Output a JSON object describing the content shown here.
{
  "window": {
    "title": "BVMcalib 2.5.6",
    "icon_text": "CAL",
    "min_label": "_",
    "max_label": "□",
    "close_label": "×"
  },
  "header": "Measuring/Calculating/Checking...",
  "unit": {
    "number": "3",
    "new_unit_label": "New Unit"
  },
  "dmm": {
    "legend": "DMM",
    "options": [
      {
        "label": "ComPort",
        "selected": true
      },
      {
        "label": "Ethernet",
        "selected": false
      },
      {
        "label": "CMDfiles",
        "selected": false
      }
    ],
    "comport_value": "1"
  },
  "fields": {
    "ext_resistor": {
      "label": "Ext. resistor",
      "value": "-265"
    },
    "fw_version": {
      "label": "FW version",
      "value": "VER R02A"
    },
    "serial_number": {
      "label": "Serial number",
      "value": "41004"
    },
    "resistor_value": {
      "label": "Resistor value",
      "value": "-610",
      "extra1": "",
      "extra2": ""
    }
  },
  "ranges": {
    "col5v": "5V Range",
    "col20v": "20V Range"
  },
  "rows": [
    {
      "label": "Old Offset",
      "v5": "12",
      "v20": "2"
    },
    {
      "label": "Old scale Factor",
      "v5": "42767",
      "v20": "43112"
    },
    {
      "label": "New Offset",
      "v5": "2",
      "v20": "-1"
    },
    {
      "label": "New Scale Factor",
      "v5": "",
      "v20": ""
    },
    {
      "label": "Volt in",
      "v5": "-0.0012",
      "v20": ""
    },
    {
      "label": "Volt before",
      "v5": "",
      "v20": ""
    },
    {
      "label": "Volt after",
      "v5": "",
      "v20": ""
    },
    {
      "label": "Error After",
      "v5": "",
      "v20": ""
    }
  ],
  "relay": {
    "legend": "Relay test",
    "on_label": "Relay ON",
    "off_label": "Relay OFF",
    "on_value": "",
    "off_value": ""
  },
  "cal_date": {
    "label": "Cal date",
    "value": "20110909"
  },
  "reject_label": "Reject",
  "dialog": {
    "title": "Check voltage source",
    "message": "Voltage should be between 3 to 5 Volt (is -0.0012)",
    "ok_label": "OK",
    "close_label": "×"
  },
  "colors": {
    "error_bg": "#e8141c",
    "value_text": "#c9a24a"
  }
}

**Problem statement**
Transcribe every record above exactly as it appears.

**Result of this exercise**
Output a JSON object describing the content shown here.
{
  "window": {
    "title": "BVMcalib 2.5.6",
    "icon_text": "CAL",
    "min_label": "_",
    "max_label": "□",
    "close_label": "×"
  },
  "header": "Measuring/Calculating/Checking...",
  "unit": {
    "number": "3",
    "new_unit_label": "New Unit"
  },
  "dmm": {
    "legend": "DMM",
    "options": [
      {
        "label": "ComPort",
        "selected": true
      },
      {
        "label": "Ethernet",
        "selected": false
      },
      {
        "label": "CMDfiles",
        "selected": false
      }
    ],
    "comport_value": "1"
  },
  "fields": {
    "ext_resistor": {
      "label": "Ext. resistor",
      "value": "-265"
    },
    "fw_version": {
      "label": "FW version",
      "value": "VER R02A"
    },
    "serial_number": {
      "label": "Serial number",
      "value": "41004"
    },
    "resistor_value": {
      "label": "Resistor value",
      "value": "-610",
      "extra1": "",
      "extra2": ""
    }
  },
  "ranges": {
    "col5v": "5V Range",
    "col20v": "20V Range"
  },
  "rows": [
    {
      "label": "Old Offset",
      "v5": "12",
      "v20": "2"
    },
    {
      "label": "Old scale Factor",
      "v5": "42767",
      "v20": "43112"
    },
    {
      "label": "New Offset",
      "v5": "2",
      "v20": "-1"
    },
    {
      "label": "New Scale Factor",
      "v5": "",
      "v20": ""
    },
    {
      "label": "Volt in",
      "v5": "-0.0012",
      "v20": ""
    },
    {
      "label": "Volt before",
      "v5": "",
      "v20": ""
    },
    {
      "label": "Volt after",
      "v5": "",
      "v20": ""
    },
    {
      "label": "Error After",
      "v5": "",
      "v20": ""
    }
  ],
  "relay": {
    "legend": "Relay test",
    "on_label": "Relay ON",
    "off_label": "Relay OFF",
    "on_value": "",
    "off_value": ""
  },
  "cal_date": {
    "label": "Cal date",
    "value": "20110909"
  },
  "reject_label": "Reject",
  "dialog": {
    "title": "Check voltage source",
    "message": "Voltage should be between 3 to 5 Volt (is -0.0012)",
    "ok_label": "OK",
    "close_label": "×"
  },
  "colors": {
    "error_bg": "#e8141c",
    "value_text": "#c9a24a"
  }
}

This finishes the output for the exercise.